> [ENTRIES SHOWN]:
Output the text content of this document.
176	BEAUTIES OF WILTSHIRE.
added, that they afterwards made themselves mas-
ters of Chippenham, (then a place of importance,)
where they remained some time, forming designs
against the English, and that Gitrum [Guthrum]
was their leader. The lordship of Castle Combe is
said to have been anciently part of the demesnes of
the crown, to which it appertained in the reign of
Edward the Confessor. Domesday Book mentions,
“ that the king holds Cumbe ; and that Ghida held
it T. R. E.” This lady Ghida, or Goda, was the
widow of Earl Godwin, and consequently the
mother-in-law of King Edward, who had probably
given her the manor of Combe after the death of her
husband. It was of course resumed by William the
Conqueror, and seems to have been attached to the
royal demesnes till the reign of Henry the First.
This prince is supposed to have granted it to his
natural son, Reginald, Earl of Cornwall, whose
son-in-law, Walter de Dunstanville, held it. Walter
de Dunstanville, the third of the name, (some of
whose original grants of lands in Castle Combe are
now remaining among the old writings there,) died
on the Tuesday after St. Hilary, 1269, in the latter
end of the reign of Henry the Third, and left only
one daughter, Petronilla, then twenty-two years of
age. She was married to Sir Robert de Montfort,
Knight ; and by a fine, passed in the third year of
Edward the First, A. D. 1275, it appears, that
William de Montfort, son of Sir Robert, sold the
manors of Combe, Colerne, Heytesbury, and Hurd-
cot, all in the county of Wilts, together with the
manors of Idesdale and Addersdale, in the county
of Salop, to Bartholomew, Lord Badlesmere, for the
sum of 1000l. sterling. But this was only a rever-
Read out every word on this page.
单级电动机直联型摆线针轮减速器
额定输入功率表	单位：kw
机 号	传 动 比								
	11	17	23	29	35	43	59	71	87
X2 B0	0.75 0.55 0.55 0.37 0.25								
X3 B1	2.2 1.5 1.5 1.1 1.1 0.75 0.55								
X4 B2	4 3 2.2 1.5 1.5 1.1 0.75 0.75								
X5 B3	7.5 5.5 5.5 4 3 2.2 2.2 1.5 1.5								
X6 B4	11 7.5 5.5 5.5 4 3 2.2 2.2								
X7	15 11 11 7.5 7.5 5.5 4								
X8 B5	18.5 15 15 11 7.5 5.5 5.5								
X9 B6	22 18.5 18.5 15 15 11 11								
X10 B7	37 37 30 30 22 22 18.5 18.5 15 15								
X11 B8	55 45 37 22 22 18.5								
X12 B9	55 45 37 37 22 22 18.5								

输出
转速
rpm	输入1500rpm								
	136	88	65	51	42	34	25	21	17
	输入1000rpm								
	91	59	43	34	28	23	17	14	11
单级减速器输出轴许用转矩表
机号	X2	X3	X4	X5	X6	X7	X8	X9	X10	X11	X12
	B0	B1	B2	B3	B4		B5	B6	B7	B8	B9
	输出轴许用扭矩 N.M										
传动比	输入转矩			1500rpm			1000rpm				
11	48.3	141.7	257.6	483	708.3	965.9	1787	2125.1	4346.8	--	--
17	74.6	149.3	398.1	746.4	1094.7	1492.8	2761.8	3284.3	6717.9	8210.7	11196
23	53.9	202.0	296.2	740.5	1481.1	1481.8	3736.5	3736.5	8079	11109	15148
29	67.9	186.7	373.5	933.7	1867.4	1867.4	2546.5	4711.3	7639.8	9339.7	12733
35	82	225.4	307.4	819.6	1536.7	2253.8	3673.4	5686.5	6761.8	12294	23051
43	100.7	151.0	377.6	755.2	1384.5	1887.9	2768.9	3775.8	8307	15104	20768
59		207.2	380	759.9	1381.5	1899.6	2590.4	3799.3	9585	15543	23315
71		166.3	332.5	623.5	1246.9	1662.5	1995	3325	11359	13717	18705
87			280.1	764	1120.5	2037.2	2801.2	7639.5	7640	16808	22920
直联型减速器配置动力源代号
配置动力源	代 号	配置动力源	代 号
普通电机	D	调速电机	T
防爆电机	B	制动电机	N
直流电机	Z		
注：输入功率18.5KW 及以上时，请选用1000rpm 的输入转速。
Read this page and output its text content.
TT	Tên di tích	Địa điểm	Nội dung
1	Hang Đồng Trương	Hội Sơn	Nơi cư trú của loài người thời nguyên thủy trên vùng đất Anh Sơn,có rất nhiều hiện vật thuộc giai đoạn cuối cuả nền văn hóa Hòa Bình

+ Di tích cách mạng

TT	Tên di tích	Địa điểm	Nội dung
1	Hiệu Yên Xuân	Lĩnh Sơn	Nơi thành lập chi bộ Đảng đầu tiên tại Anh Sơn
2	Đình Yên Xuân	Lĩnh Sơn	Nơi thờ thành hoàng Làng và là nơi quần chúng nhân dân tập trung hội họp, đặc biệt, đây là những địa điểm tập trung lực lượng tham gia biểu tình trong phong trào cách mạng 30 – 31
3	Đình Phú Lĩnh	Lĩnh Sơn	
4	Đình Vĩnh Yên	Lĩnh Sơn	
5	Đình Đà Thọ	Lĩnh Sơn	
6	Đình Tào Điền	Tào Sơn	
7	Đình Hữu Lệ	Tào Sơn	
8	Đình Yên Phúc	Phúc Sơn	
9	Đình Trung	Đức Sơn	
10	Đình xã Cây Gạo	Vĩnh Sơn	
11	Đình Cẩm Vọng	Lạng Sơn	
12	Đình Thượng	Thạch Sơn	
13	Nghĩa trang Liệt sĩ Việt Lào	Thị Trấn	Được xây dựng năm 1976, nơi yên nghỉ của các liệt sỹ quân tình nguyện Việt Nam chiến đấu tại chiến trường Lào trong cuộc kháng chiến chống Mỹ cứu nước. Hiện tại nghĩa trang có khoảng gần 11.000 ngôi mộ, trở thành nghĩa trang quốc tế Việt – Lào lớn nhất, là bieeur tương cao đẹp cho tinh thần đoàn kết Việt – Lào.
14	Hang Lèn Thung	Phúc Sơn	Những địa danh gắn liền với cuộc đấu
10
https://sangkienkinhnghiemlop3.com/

> [WHAT TO PRODUCE]: Each entry is to be returned in full, character for character.

> [RESPONSE FOR THIS EXERCISE]:
Output the text content of this document.
176	BEAUTIES OF WILTSHIRE.
added, that they afterwards made themselves mas-
ters of Chippenham, (then a place of importance,)
where they remained some time, forming designs
against the English, and that Gitrum [Guthrum]
was their leader. The lordship of Castle Combe is
said to have been anciently part of the demesnes of
the crown, to which it appertained in the reign of
Edward the Confessor. Domesday Book mentions,
“ that the king holds Cumbe ; and that Ghida held
it T. R. E.” This lady Ghida, or Goda, was the
widow of Earl Godwin, and consequently the
mother-in-law of King Edward, who had probably
given her the manor of Combe after the death of her
husband. It was of course resumed by William the
Conqueror, and seems to have been attached to the
royal demesnes till the reign of Henry the First.
This prince is supposed to have granted it to his
natural son, Reginald, Earl of Cornwall, whose
son-in-law, Walter de Dunstanville, held it. Walter
de Dunstanville, the third of the name, (some of
whose original grants of lands in Castle Combe are
now remaining among the old writings there,) died
on the Tuesday after St. Hilary, 1269, in the latter
end of the reign of Henry the Third, and left only
one daughter, Petronilla, then twenty-two years of
age. She was married to Sir Robert de Montfort,
Knight ; and by a fine, passed in the third year of
Edward the First, A. D. 1275, it appears, that
William de Montfort, son of Sir Robert, sold the
manors of Combe, Colerne, Heytesbury, and Hurd-
cot, all in the county of Wilts, together with the
manors of Idesdale and Addersdale, in the county
of Salop, to Bartholomew, Lord Badlesmere, for the
sum of 1000l. sterling. But this was only a rever-
Read out every word on this page.
单级电动机直联型摆线针轮减速器
额定输入功率表	单位：kw
机 号	传 动 比								
	11	17	23	29	35	43	59	71	87
X2 B0	0.75 0.55 0.55 0.37 0.25								
X3 B1	2.2 1.5 1.5 1.1 1.1 0.75 0.55								
X4 B2	4 3 2.2 1.5 1.5 1.1 0.75 0.75								
X5 B3	7.5 5.5 5.5 4 3 2.2 2.2 1.5 1.5								
X6 B4	11 7.5 5.5 5.5 4 3 2.2 2.2								
X7	15 11 11 7.5 7.5 5.5 4								
X8 B5	18.5 15 15 11 7.5 5.5 5.5								
X9 B6	22 18.5 18.5 15 15 11 11								
X10 B7	37 37 30 30 22 22 18.5 18.5 15 15								
X11 B8	55 45 37 22 22 18.5								
X12 B9	55 45 37 37 22 22 18.5								

输出
转速
rpm	输入1500rpm								
	136	88	65	51	42	34	25	21	17
	输入1000rpm								
	91	59	43	34	28	23	17	14	11
单级减速器输出轴许用转矩表
机号	X2	X3	X4	X5	X6	X7	X8	X9	X10	X11	X12
	B0	B1	B2	B3	B4		B5	B6	B7	B8	B9
	输出轴许用扭矩 N.M										
传动比	输入转矩			1500rpm			1000rpm				
11	48.3	141.7	257.6	483	708.3	965.9	1787	2125.1	4346.8	--	--
17	74.6	149.3	398.1	746.4	1094.7	1492.8	2761.8	3284.3	6717.9	8210.7	11196
23	53.9	202.0	296.2	740.5	1481.1	1481.8	3736.5	3736.5	8079	11109	15148
29	67.9	186.7	373.5	933.7	1867.4	1867.4	2546.5	4711.3	7639.8	9339.7	12733
35	82	225.4	307.4	819.6	1536.7	2253.8	3673.4	5686.5	6761.8	12294	23051
43	100.7	151.0	377.6	755.2	1384.5	1887.9	2768.9	3775.8	8307	15104	20768
59		207.2	380	759.9	1381.5	1899.6	2590.4	3799.3	9585	15543	23315
71		166.3	332.5	623.5	1246.9	1662.5	1995	3325	11359	13717	18705
87			280.1	764	1120.5	2037.2	2801.2	7639.5	7640	16808	22920
直联型减速器配置动力源代号
配置动力源	代 号	配置动力源	代 号
普通电机	D	调速电机	T
防爆电机	B	制动电机	N
直流电机	Z		
注：输入功率18.5KW 及以上时，请选用1000rpm 的输入转速。
Read this page and output its text content.
TT	Tên di tích	Địa điểm	Nội dung
1	Hang Đồng Trương	Hội Sơn	Nơi cư trú của loài người thời nguyên thủy trên vùng đất Anh Sơn,có rất nhiều hiện vật thuộc giai đoạn cuối cuả nền văn hóa Hòa Bình

+ Di tích cách mạng

TT	Tên di tích	Địa điểm	Nội dung
1	Hiệu Yên Xuân	Lĩnh Sơn	Nơi thành lập chi bộ Đảng đầu tiên tại Anh Sơn
2	Đình Yên Xuân	Lĩnh Sơn	Nơi thờ thành hoàng Làng và là nơi quần chúng nhân dân tập trung hội họp, đặc biệt, đây là những địa điểm tập trung lực lượng tham gia biểu tình trong phong trào cách mạng 30 – 31
3	Đình Phú Lĩnh	Lĩnh Sơn	
4	Đình Vĩnh Yên	Lĩnh Sơn	
5	Đình Đà Thọ	Lĩnh Sơn	
6	Đình Tào Điền	Tào Sơn	
7	Đình Hữu Lệ	Tào Sơn	
8	Đình Yên Phúc	Phúc Sơn	
9	Đình Trung	Đức Sơn	
10	Đình xã Cây Gạo	Vĩnh Sơn	
11	Đình Cẩm Vọng	Lạng Sơn	
12	Đình Thượng	Thạch Sơn	
13	Nghĩa trang Liệt sĩ Việt Lào	Thị Trấn	Được xây dựng năm 1976, nơi yên nghỉ của các liệt sỹ quân tình nguyện Việt Nam chiến đấu tại chiến trường Lào trong cuộc kháng chiến chống Mỹ cứu nước. Hiện tại nghĩa trang có khoảng gần 11.000 ngôi mộ, trở thành nghĩa trang quốc tế Việt – Lào lớn nhất, là bieeur tương cao đẹp cho tinh thần đoàn kết Việt – Lào.
14	Hang Lèn Thung	Phúc Sơn	Những địa danh gắn liền với cuộc đấu
10
https://sangkienkinhnghiemlop3.com/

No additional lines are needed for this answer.